(Request) Print the lines between the one holding "x-tick-label: Feb xyxy=(682,646,701,658)" and the one holding "time-axis: Aug Sep", inclusive, copying each one character for character.

(Dataset content)
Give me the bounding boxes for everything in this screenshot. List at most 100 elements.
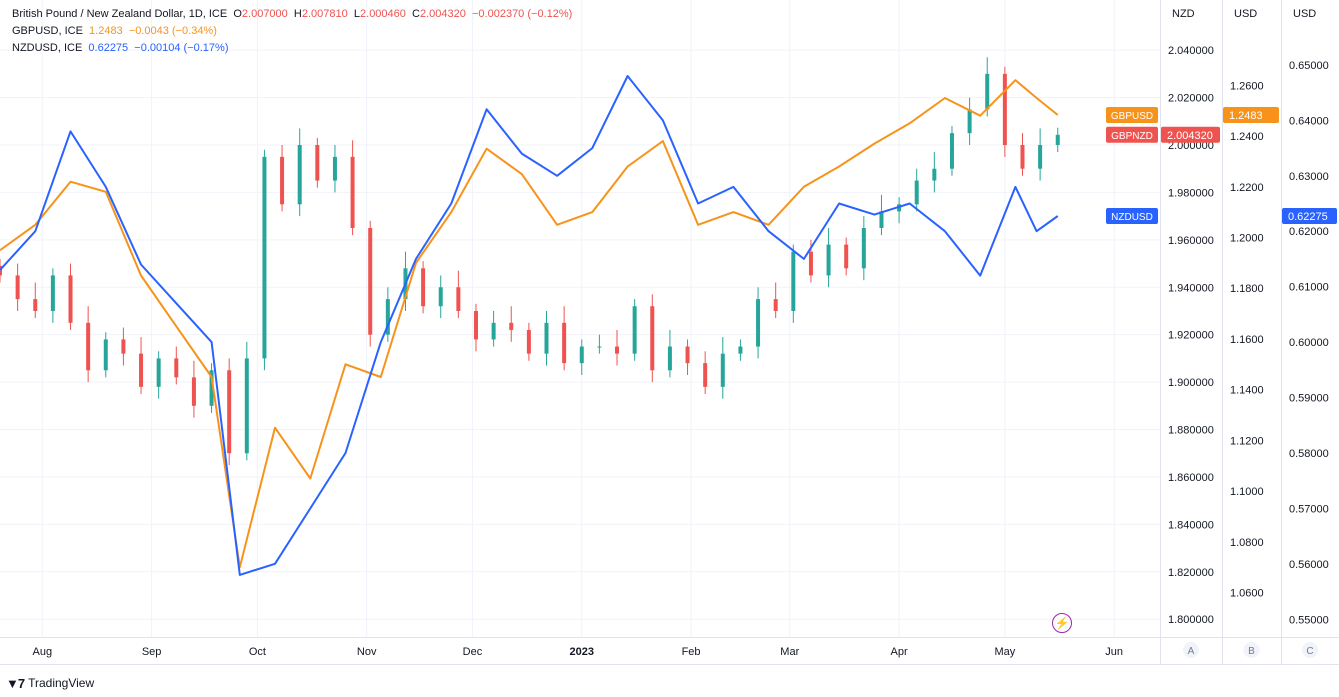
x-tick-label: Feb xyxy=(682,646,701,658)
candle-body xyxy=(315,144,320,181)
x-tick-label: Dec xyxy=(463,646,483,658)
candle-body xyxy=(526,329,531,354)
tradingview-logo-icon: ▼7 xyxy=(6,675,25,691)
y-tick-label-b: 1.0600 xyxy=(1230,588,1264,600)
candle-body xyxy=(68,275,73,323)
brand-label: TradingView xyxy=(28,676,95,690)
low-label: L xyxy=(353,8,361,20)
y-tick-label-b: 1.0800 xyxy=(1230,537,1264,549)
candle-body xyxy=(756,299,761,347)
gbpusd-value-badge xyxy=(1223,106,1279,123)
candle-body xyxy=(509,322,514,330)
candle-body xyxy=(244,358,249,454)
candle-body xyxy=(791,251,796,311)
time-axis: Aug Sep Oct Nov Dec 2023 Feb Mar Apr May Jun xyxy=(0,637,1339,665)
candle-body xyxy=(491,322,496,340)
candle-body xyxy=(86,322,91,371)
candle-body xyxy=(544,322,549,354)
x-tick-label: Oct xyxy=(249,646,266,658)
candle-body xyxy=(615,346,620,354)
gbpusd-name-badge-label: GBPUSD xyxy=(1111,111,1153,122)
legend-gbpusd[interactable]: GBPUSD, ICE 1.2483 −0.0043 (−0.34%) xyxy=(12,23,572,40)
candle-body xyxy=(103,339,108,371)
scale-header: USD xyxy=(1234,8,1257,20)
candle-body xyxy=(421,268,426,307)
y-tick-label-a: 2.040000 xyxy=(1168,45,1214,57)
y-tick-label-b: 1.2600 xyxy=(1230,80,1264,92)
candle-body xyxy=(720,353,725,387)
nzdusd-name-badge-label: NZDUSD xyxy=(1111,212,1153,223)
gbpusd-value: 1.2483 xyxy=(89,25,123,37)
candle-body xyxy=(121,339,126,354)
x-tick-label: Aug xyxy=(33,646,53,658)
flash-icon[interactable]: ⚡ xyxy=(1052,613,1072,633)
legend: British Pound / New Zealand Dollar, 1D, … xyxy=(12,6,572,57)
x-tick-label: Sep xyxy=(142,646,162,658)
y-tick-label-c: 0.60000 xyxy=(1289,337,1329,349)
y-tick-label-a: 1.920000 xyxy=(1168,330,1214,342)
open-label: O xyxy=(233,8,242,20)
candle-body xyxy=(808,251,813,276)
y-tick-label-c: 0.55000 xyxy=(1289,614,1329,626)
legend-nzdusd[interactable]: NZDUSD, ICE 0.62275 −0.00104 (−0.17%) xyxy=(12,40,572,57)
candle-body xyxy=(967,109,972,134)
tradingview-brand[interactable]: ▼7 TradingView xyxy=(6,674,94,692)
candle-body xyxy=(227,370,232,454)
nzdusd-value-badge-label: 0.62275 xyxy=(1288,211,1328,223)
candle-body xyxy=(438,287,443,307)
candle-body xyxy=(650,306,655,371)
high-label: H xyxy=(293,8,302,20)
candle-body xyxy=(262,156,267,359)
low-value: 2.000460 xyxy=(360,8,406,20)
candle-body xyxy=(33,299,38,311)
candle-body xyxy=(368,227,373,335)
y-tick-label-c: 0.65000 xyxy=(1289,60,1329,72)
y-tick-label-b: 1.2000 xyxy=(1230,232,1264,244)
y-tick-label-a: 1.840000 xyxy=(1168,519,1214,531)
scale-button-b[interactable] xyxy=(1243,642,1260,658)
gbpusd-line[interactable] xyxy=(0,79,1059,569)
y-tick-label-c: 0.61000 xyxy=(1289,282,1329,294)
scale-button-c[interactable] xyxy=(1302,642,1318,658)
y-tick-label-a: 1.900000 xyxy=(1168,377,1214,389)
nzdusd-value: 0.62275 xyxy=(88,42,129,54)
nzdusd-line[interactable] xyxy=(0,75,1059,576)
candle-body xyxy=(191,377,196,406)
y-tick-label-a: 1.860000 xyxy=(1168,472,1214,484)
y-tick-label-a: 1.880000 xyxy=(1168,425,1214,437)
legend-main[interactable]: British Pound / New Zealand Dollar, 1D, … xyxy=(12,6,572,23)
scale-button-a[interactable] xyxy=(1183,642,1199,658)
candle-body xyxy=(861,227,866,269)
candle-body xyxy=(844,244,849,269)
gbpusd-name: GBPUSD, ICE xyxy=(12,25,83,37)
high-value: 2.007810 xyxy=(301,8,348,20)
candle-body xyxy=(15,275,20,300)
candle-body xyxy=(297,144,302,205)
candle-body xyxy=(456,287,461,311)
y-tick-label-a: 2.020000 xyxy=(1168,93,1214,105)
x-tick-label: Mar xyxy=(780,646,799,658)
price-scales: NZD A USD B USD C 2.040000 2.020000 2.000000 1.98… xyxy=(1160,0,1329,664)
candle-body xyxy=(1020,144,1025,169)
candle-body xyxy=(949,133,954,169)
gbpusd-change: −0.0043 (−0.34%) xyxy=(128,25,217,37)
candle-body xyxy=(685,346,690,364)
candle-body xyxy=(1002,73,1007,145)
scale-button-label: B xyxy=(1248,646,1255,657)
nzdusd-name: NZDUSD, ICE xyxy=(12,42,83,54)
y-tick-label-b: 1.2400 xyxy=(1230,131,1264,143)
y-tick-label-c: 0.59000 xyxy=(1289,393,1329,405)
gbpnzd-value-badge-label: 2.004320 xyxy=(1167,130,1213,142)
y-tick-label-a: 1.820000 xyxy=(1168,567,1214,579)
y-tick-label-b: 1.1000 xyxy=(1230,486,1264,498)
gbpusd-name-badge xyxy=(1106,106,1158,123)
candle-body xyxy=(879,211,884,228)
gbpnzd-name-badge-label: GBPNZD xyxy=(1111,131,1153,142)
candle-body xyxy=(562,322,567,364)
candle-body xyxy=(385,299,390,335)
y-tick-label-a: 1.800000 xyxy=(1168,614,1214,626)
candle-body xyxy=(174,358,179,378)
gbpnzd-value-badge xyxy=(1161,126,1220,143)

* * *

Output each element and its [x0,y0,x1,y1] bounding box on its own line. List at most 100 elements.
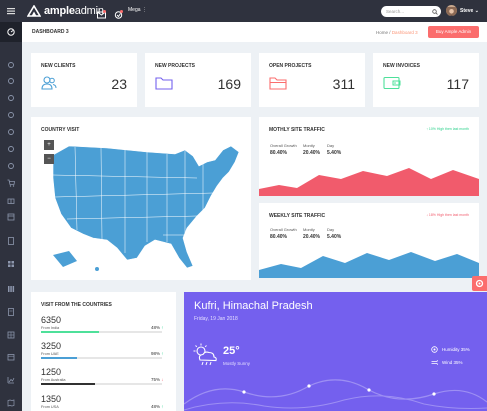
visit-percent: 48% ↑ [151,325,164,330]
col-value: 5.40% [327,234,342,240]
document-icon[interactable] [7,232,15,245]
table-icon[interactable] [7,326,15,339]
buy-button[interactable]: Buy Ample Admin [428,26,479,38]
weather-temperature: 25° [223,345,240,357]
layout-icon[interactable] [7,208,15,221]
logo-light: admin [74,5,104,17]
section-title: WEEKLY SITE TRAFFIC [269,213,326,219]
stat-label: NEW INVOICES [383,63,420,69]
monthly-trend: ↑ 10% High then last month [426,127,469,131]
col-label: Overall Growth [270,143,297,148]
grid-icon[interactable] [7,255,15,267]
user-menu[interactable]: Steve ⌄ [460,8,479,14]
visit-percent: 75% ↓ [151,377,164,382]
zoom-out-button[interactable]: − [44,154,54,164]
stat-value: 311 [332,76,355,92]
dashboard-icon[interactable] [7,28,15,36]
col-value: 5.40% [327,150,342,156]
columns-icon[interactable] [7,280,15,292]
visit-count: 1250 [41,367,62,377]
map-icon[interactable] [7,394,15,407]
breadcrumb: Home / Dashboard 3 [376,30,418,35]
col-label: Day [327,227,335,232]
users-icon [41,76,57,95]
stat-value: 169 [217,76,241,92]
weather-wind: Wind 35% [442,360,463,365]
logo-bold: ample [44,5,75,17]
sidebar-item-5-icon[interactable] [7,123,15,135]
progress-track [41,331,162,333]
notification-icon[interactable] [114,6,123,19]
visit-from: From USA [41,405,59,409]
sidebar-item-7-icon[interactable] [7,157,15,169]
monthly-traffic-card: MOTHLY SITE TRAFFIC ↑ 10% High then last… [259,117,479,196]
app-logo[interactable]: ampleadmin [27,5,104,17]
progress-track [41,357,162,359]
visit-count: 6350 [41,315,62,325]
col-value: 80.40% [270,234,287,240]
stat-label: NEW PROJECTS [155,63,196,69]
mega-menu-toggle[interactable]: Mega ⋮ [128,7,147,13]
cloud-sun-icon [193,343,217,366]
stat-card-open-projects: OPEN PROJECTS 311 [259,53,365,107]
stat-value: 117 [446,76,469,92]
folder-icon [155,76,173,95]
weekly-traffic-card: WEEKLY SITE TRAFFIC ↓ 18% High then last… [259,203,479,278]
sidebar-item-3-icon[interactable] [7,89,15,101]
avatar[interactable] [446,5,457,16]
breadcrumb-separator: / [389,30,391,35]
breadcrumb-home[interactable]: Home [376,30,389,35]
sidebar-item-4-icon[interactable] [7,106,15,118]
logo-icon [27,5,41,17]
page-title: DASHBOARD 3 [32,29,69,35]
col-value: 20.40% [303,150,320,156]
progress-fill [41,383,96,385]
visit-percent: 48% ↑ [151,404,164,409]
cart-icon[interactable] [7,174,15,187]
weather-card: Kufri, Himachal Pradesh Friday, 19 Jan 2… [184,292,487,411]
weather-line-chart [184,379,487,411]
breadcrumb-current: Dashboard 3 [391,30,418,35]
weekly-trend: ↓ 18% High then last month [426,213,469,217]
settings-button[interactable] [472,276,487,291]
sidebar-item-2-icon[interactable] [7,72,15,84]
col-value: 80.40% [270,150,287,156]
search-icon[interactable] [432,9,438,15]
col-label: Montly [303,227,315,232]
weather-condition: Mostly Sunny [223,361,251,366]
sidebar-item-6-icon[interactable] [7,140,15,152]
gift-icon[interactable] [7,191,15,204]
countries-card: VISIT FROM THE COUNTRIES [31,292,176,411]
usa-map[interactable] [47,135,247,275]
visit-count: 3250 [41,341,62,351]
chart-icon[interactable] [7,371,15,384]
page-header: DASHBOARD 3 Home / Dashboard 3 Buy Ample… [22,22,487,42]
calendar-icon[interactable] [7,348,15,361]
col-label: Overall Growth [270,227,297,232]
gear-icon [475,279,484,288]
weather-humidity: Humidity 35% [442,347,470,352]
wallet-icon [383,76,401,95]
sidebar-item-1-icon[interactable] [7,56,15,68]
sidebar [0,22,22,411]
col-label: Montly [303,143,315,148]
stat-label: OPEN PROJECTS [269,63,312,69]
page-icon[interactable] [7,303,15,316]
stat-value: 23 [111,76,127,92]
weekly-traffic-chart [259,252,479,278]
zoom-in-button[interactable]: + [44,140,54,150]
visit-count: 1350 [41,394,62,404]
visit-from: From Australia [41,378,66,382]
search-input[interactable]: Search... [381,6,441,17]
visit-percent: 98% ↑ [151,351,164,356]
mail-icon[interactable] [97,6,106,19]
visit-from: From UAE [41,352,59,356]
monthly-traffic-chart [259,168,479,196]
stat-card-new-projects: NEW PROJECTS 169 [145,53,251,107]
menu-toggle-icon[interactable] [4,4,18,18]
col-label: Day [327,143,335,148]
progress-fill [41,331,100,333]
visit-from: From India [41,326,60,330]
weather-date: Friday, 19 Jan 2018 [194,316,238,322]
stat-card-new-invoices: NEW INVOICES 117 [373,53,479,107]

==

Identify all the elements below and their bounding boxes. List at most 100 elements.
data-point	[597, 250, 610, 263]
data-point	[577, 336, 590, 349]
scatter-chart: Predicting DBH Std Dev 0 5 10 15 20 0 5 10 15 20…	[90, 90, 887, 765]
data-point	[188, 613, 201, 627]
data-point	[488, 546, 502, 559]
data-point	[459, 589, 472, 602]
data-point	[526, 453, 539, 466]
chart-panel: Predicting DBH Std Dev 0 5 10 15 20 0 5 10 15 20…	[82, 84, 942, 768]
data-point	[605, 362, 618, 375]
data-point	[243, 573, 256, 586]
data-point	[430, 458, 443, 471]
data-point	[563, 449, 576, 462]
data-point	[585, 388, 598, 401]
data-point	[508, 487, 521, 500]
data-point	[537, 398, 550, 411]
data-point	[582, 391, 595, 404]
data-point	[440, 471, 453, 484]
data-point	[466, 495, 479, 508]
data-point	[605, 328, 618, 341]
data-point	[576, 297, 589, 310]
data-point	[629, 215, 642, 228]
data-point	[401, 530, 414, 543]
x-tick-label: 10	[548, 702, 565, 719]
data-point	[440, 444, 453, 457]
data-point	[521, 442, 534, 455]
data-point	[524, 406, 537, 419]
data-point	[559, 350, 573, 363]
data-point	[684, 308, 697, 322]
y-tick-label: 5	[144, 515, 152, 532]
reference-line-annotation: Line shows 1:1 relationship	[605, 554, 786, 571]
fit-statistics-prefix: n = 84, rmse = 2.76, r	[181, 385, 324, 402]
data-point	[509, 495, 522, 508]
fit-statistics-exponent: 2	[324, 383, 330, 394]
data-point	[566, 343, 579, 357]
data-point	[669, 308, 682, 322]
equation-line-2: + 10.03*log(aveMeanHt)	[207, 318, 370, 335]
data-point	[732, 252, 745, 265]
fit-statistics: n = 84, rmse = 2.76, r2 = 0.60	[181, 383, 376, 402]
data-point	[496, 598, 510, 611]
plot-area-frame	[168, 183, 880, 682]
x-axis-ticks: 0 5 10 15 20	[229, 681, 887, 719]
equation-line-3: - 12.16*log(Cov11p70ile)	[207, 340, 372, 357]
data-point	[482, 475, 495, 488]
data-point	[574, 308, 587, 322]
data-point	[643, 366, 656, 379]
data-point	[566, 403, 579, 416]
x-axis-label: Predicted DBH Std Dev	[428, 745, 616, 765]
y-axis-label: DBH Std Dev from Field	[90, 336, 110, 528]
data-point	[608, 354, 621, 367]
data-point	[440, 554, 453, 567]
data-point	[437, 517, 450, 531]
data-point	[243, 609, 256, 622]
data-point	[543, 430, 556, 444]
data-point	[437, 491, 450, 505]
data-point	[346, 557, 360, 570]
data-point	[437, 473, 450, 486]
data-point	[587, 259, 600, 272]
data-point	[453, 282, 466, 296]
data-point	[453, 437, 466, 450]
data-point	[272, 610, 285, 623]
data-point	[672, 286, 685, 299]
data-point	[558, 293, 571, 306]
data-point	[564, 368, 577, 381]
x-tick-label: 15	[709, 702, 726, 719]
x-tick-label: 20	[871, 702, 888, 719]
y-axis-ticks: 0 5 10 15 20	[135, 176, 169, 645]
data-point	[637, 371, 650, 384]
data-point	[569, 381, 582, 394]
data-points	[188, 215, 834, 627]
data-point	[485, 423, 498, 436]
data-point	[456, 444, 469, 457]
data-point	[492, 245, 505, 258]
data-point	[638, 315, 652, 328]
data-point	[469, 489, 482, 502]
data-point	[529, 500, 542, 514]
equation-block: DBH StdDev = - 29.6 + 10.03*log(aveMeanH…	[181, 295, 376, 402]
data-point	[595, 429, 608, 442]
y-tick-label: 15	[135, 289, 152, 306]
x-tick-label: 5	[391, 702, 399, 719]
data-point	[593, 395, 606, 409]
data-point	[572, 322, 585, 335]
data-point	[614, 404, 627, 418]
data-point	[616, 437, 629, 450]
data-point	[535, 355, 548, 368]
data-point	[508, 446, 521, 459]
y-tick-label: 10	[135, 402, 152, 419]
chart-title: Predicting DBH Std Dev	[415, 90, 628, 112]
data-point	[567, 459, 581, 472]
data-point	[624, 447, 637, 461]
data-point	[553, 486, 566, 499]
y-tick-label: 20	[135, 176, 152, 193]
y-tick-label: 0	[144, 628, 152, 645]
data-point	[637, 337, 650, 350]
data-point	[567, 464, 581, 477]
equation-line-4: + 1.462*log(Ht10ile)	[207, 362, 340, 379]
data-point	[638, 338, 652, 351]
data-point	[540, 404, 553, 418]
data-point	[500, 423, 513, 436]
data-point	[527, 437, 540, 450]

(Correct answer)
x-tick-label: Feb xyxy=(682,646,701,658)
candle-body xyxy=(315,144,320,181)
x-tick-label: Dec xyxy=(463,646,483,658)
candle-body xyxy=(526,329,531,354)
tradingview-logo-icon: ▼7 xyxy=(6,675,25,691)
y-tick-label-b: 1.0600 xyxy=(1230,588,1264,600)
candle-body xyxy=(68,275,73,323)
brand-label: TradingView xyxy=(28,676,95,690)
low-label: L xyxy=(353,8,361,20)
y-tick-label-b: 1.0800 xyxy=(1230,537,1264,549)
candle-body xyxy=(756,299,761,347)
gbpusd-value-badge xyxy=(1223,106,1279,123)
candle-body xyxy=(509,322,514,330)
candle-body xyxy=(244,358,249,454)
candle-body xyxy=(791,251,796,311)
time-axis: Aug Sep Oct Nov Dec 2023 Feb Mar Apr May Jun xyxy=(0,637,1339,665)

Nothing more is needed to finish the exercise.